Entries taken from a collection:
^^^^
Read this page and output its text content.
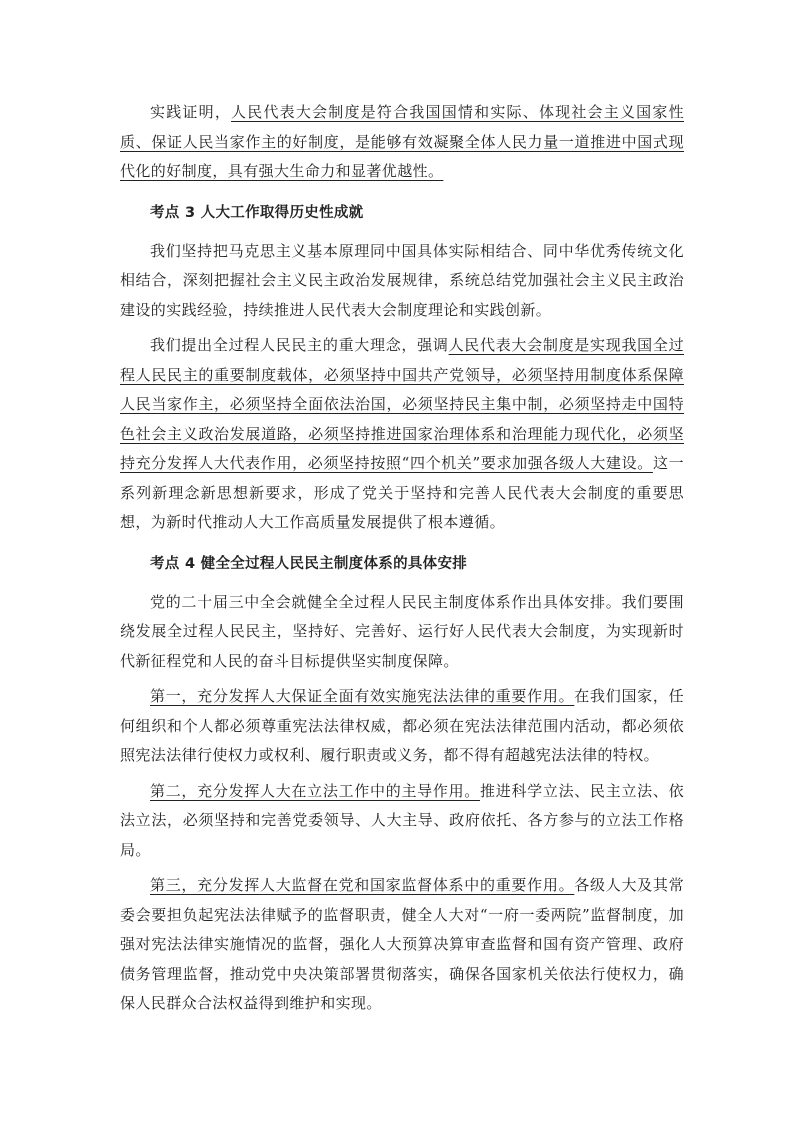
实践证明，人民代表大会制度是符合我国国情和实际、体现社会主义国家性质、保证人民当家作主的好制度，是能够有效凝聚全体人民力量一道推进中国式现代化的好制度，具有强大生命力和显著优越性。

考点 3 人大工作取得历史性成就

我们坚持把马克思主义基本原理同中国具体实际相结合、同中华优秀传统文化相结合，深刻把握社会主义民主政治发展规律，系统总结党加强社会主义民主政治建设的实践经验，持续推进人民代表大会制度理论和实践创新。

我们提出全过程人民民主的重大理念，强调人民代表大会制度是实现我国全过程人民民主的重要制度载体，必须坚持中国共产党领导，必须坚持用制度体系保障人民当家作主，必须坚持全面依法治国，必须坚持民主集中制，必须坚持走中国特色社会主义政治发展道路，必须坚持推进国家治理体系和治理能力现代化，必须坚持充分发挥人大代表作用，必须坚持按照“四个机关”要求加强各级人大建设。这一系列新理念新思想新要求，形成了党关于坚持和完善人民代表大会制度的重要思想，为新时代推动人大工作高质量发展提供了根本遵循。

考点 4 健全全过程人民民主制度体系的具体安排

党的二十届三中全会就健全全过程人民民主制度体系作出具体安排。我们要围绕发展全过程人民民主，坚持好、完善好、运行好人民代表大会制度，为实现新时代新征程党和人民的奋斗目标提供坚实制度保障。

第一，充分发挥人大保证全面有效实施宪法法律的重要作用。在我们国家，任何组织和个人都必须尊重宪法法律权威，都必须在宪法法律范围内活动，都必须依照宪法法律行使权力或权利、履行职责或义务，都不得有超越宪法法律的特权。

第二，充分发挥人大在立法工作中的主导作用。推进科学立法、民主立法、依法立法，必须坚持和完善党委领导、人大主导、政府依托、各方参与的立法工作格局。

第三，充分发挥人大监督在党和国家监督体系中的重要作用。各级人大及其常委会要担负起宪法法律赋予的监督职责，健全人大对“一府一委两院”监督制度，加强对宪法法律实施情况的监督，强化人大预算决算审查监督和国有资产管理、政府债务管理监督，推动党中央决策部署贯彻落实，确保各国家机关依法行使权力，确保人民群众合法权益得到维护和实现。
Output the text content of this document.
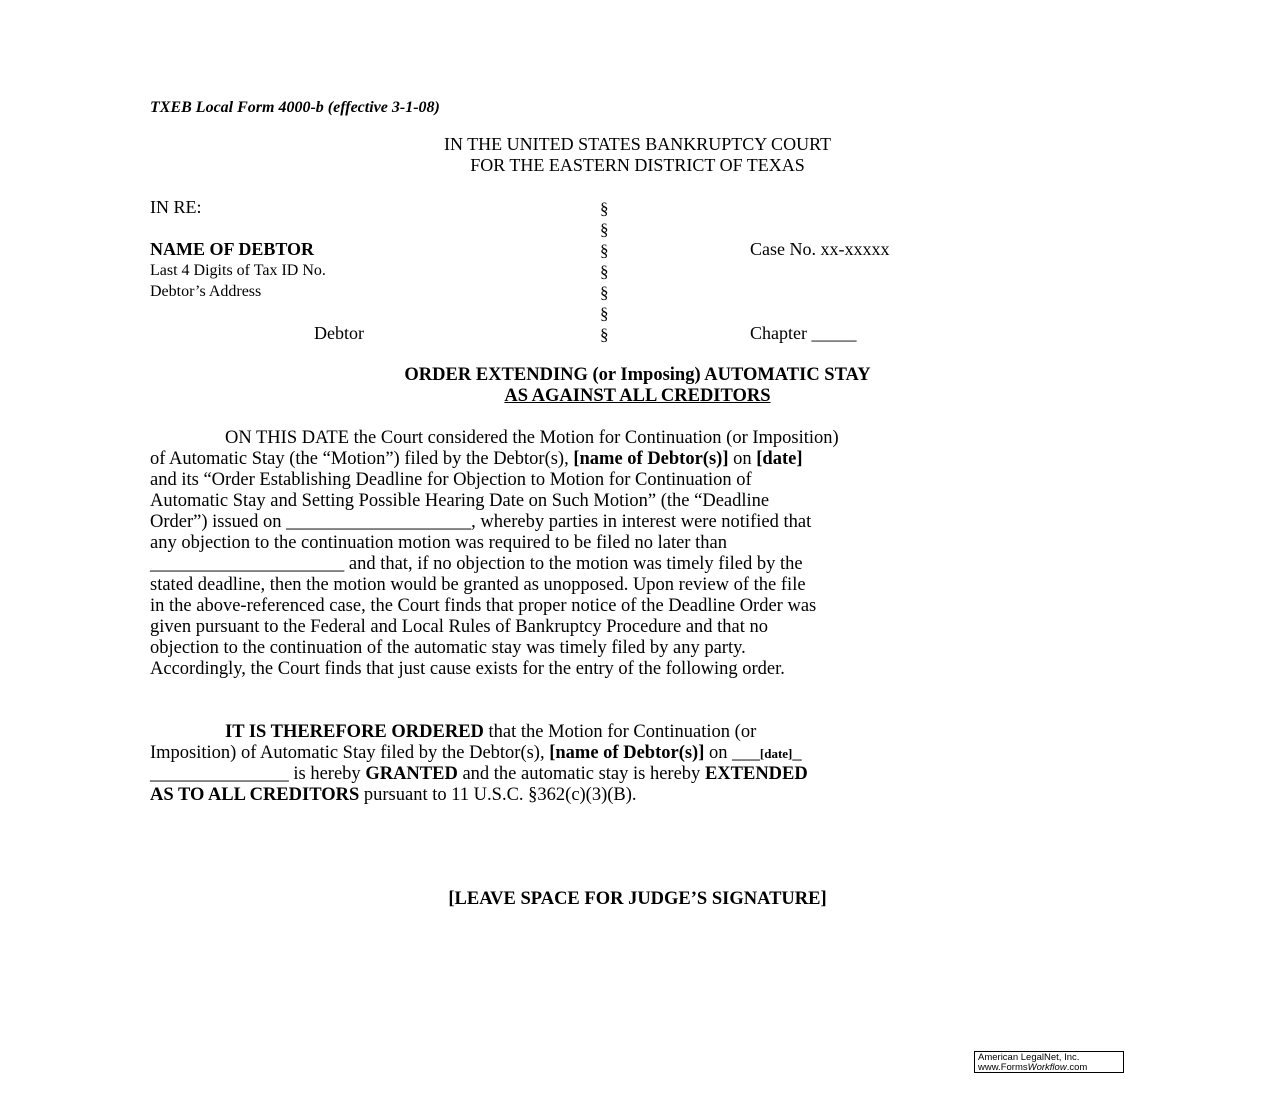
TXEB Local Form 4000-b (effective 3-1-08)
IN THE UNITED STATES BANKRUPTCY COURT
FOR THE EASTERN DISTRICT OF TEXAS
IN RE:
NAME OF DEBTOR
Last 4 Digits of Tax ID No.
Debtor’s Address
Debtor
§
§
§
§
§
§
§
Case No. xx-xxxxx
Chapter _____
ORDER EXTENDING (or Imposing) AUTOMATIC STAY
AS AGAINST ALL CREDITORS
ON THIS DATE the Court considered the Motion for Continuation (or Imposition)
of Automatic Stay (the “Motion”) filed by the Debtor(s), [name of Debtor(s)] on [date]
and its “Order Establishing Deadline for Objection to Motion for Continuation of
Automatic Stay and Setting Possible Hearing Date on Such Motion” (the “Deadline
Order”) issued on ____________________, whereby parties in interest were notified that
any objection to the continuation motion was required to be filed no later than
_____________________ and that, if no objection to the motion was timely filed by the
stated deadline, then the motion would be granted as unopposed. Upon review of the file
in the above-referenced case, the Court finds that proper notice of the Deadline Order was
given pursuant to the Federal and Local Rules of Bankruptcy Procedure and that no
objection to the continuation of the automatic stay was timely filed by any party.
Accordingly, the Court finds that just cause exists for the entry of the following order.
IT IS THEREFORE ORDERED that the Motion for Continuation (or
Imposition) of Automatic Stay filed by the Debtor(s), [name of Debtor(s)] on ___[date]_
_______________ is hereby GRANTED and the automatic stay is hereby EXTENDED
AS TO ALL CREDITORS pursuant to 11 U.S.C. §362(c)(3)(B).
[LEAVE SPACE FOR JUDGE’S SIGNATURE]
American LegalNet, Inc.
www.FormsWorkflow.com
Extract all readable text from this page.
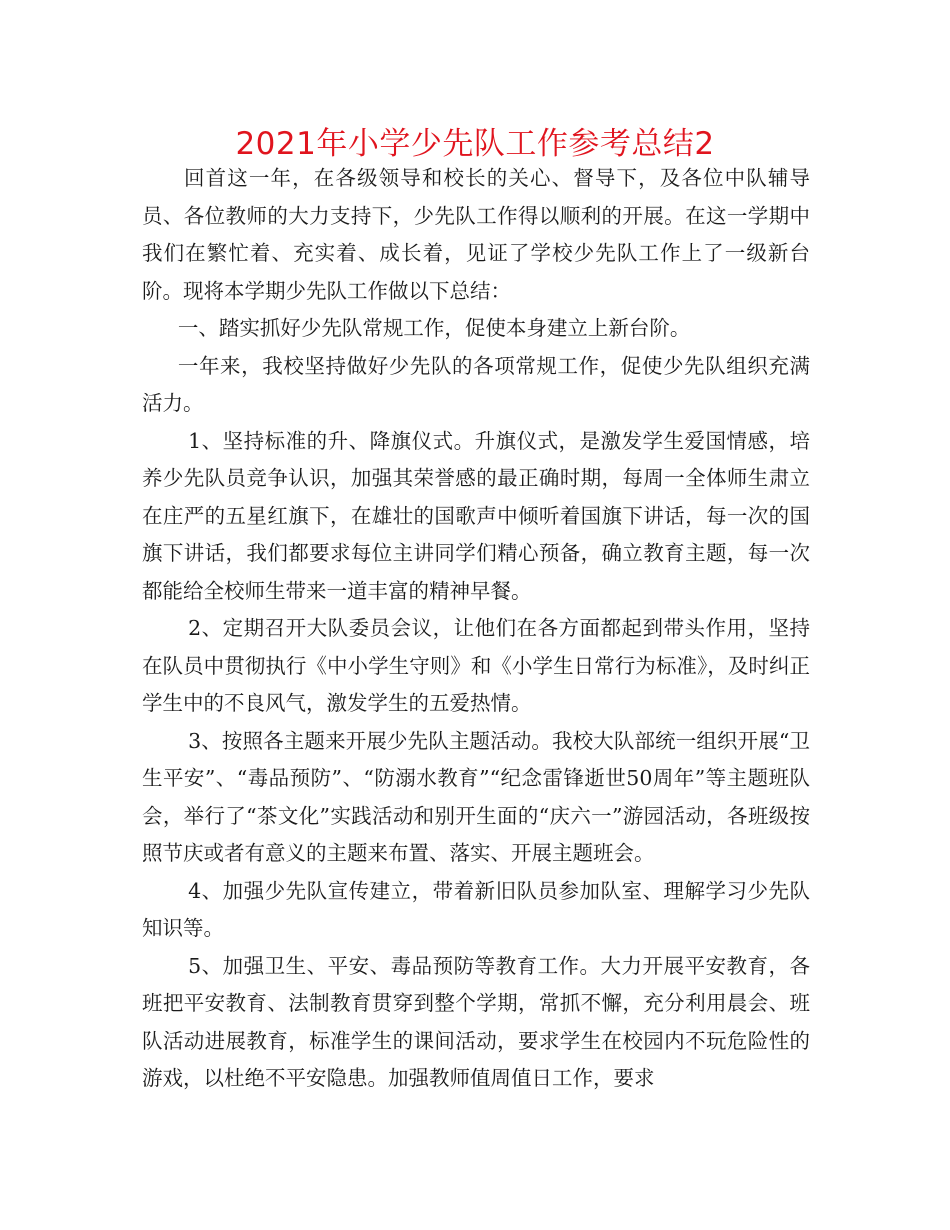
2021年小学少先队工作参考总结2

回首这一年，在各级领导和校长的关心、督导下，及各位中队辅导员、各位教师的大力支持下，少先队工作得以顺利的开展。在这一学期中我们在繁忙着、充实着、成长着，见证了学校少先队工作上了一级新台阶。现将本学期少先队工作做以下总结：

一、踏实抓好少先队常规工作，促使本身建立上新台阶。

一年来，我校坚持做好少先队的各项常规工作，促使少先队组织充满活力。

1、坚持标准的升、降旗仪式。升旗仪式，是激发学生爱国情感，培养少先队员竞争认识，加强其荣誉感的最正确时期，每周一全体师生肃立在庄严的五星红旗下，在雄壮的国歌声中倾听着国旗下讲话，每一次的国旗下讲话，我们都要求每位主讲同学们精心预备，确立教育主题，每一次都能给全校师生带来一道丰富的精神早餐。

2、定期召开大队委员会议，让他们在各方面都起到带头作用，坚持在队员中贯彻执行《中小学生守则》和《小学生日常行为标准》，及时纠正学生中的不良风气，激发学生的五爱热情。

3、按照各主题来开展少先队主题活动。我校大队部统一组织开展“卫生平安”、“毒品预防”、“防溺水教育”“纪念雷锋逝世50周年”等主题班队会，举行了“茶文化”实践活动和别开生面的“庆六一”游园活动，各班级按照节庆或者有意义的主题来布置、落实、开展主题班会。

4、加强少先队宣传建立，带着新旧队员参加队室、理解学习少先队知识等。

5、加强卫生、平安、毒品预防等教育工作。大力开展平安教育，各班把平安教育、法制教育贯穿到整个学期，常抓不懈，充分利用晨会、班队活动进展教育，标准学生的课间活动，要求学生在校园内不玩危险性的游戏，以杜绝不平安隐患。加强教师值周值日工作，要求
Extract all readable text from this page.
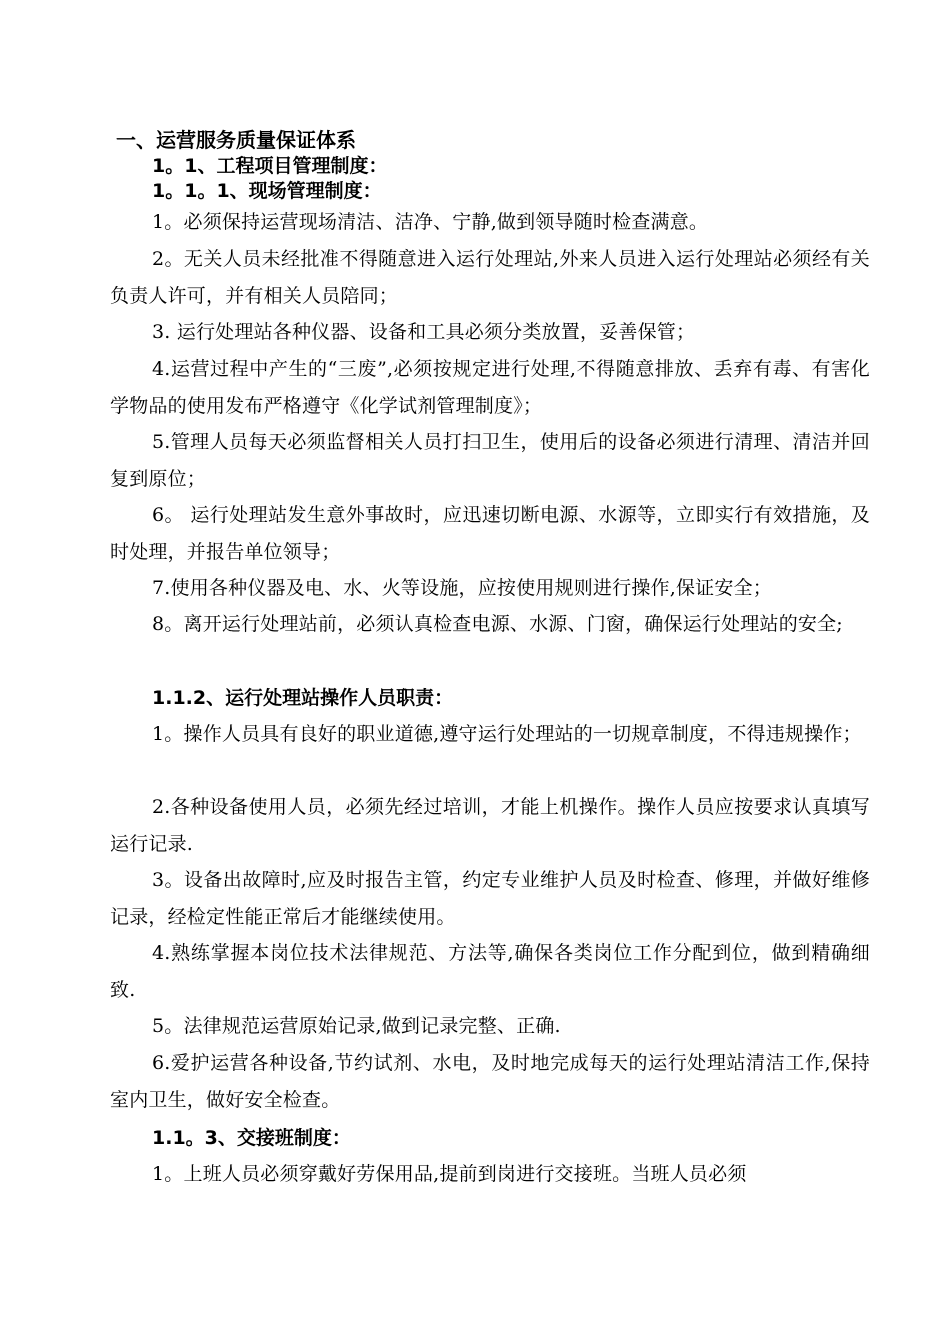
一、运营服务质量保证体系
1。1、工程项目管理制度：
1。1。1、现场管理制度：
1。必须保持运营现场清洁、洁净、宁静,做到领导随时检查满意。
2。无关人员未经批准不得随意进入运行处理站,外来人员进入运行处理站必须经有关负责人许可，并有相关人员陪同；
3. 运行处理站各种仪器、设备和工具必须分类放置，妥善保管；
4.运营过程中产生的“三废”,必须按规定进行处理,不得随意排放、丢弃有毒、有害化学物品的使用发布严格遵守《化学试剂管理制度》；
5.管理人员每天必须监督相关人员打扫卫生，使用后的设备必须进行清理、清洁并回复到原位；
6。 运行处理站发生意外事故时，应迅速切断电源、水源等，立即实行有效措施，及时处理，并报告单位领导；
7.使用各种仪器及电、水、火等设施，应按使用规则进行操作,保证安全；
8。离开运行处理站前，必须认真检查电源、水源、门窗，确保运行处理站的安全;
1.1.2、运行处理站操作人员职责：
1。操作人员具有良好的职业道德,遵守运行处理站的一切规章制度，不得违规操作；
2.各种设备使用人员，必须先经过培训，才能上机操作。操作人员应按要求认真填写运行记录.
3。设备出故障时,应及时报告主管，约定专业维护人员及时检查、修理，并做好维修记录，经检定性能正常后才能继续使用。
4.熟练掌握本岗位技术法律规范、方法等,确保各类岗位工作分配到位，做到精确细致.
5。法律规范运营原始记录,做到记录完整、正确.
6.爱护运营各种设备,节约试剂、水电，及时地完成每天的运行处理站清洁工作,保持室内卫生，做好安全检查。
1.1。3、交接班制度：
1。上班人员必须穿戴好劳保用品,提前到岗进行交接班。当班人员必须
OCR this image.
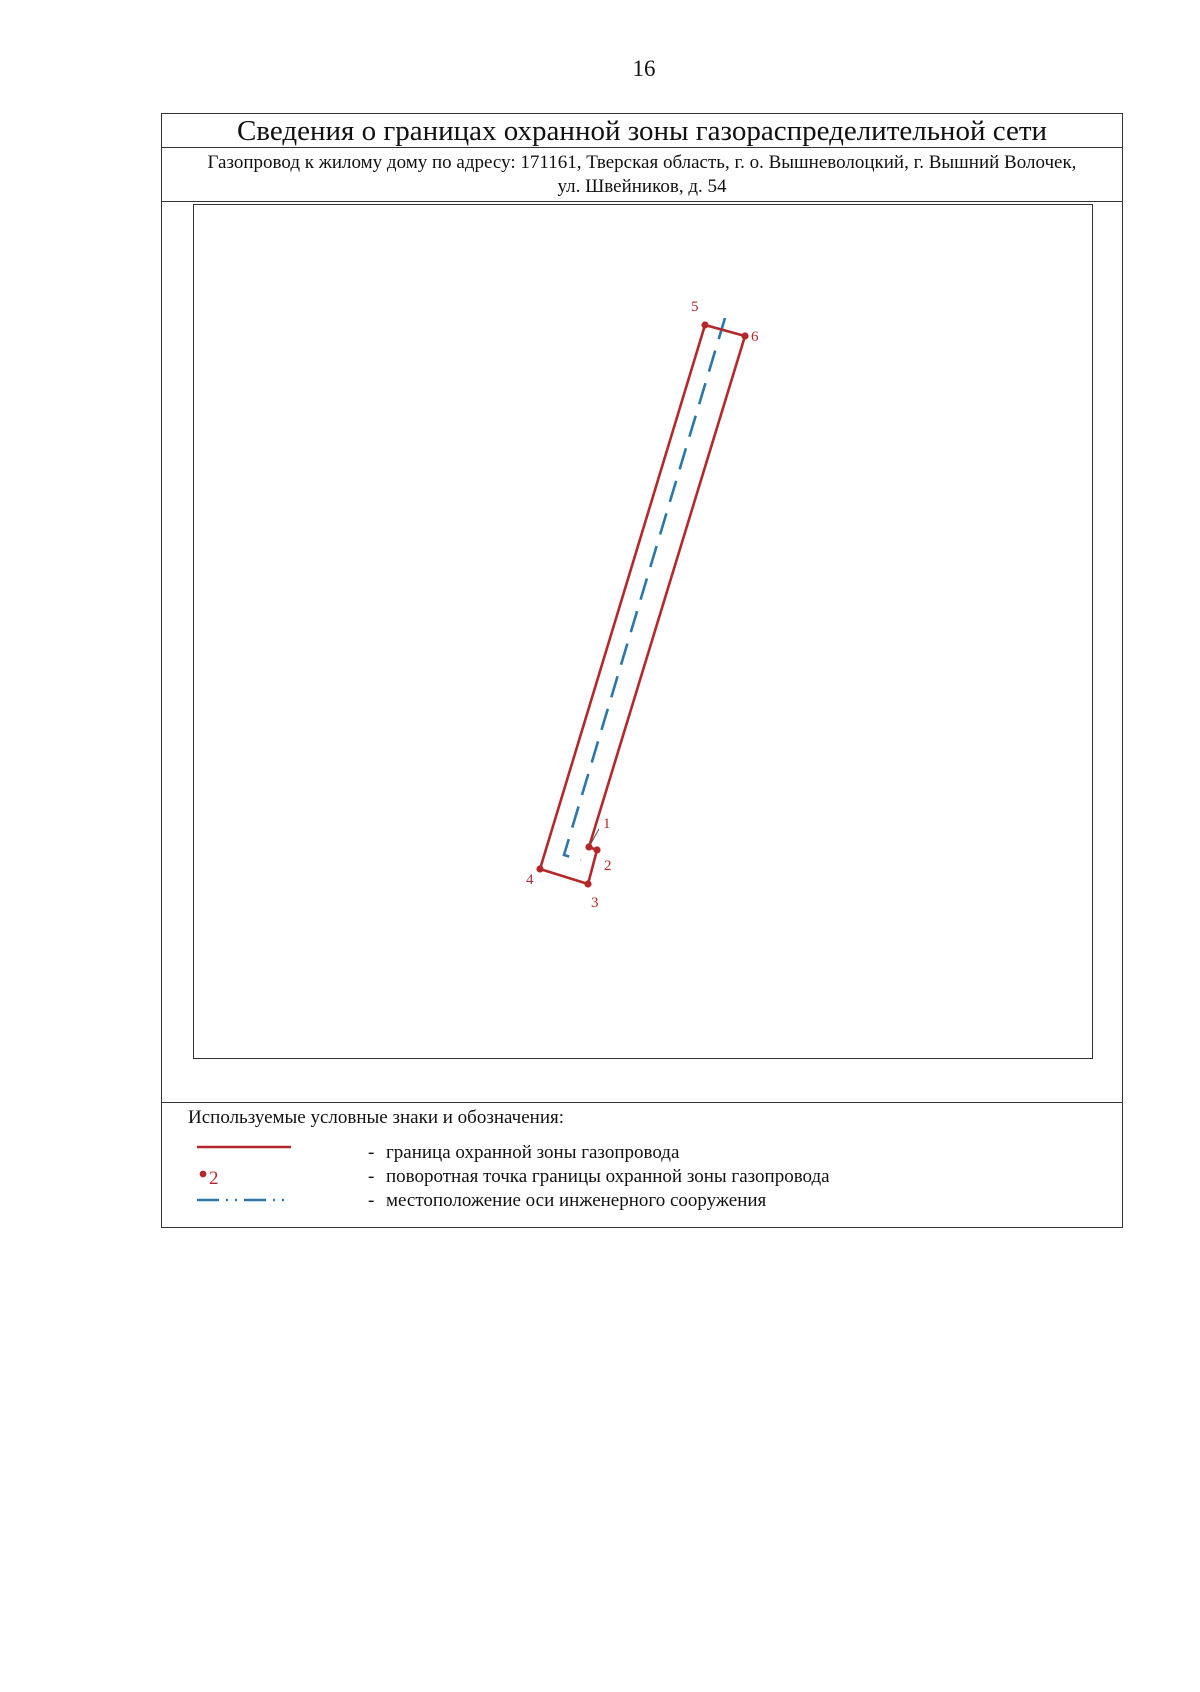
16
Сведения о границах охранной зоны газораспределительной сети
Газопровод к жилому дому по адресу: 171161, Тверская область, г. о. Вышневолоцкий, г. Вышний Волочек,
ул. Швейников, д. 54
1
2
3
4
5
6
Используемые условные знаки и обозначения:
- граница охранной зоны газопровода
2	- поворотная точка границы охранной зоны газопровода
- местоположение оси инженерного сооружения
^^^^
### Your goal
Take every line above carrying "pursuant" and return it.

### The output
given pursuant to the Federal and Local Rules of Bankruptcy Procedure and that no
AS TO ALL CREDITORS pursuant to 11 U.S.C. §362(c)(3)(B).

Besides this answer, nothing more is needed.